▶ **Task**
All records below must be retyped exactly.

▶ **Task material**

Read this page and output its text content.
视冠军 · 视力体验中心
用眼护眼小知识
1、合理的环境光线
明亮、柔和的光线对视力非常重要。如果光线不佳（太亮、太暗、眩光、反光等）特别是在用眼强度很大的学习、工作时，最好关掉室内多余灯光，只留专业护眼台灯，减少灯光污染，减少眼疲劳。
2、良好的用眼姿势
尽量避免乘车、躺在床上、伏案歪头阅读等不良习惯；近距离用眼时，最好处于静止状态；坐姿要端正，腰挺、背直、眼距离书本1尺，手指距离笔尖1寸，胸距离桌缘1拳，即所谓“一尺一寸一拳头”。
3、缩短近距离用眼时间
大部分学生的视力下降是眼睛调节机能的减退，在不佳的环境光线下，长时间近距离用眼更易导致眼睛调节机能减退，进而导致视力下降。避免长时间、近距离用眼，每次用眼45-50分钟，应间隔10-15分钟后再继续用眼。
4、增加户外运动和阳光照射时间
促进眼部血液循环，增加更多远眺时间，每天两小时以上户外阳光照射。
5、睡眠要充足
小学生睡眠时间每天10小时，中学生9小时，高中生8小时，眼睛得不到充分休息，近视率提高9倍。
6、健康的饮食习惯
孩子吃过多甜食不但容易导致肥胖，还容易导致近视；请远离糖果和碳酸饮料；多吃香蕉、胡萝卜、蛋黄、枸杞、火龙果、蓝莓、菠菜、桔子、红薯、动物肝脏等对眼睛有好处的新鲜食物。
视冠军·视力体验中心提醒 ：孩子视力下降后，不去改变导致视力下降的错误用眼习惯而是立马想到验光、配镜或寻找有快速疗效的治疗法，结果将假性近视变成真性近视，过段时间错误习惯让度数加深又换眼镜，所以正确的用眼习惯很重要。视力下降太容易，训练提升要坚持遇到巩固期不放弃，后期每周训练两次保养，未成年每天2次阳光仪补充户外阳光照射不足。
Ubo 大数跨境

▶ **Task solution**
Read this page and output its text content.
视冠军 · 视力体验中心
用眼护眼小知识
1、合理的环境光线
明亮、柔和的光线对视力非常重要。如果光线不佳（太亮、太暗、眩光、反光等）特别是在用眼强度很大的学习、工作时，最好关掉室内多余灯光，只留专业护眼台灯，减少灯光污染，减少眼疲劳。
2、良好的用眼姿势
尽量避免乘车、躺在床上、伏案歪头阅读等不良习惯；近距离用眼时，最好处于静止状态；坐姿要端正，腰挺、背直、眼距离书本1尺，手指距离笔尖1寸，胸距离桌缘1拳，即所谓“一尺一寸一拳头”。
3、缩短近距离用眼时间
大部分学生的视力下降是眼睛调节机能的减退，在不佳的环境光线下，长时间近距离用眼更易导致眼睛调节机能减退，进而导致视力下降。避免长时间、近距离用眼，每次用眼45-50分钟，应间隔10-15分钟后再继续用眼。
4、增加户外运动和阳光照射时间
促进眼部血液循环，增加更多远眺时间，每天两小时以上户外阳光照射。
5、睡眠要充足
小学生睡眠时间每天10小时，中学生9小时，高中生8小时，眼睛得不到充分休息，近视率提高9倍。
6、健康的饮食习惯
孩子吃过多甜食不但容易导致肥胖，还容易导致近视；请远离糖果和碳酸饮料；多吃香蕉、胡萝卜、蛋黄、枸杞、火龙果、蓝莓、菠菜、桔子、红薯、动物肝脏等对眼睛有好处的新鲜食物。
视冠军·视力体验中心提醒 ：孩子视力下降后，不去改变导致视力下降的错误用眼习惯而是立马想到验光、配镜或寻找有快速疗效的治疗法，结果将假性近视变成真性近视，过段时间错误习惯让度数加深又换眼镜，所以正确的用眼习惯很重要。视力下降太容易，训练提升要坚持遇到巩固期不放弃，后期每周训练两次保养，未成年每天2次阳光仪补充户外阳光照射不足。
Ubo 大数跨境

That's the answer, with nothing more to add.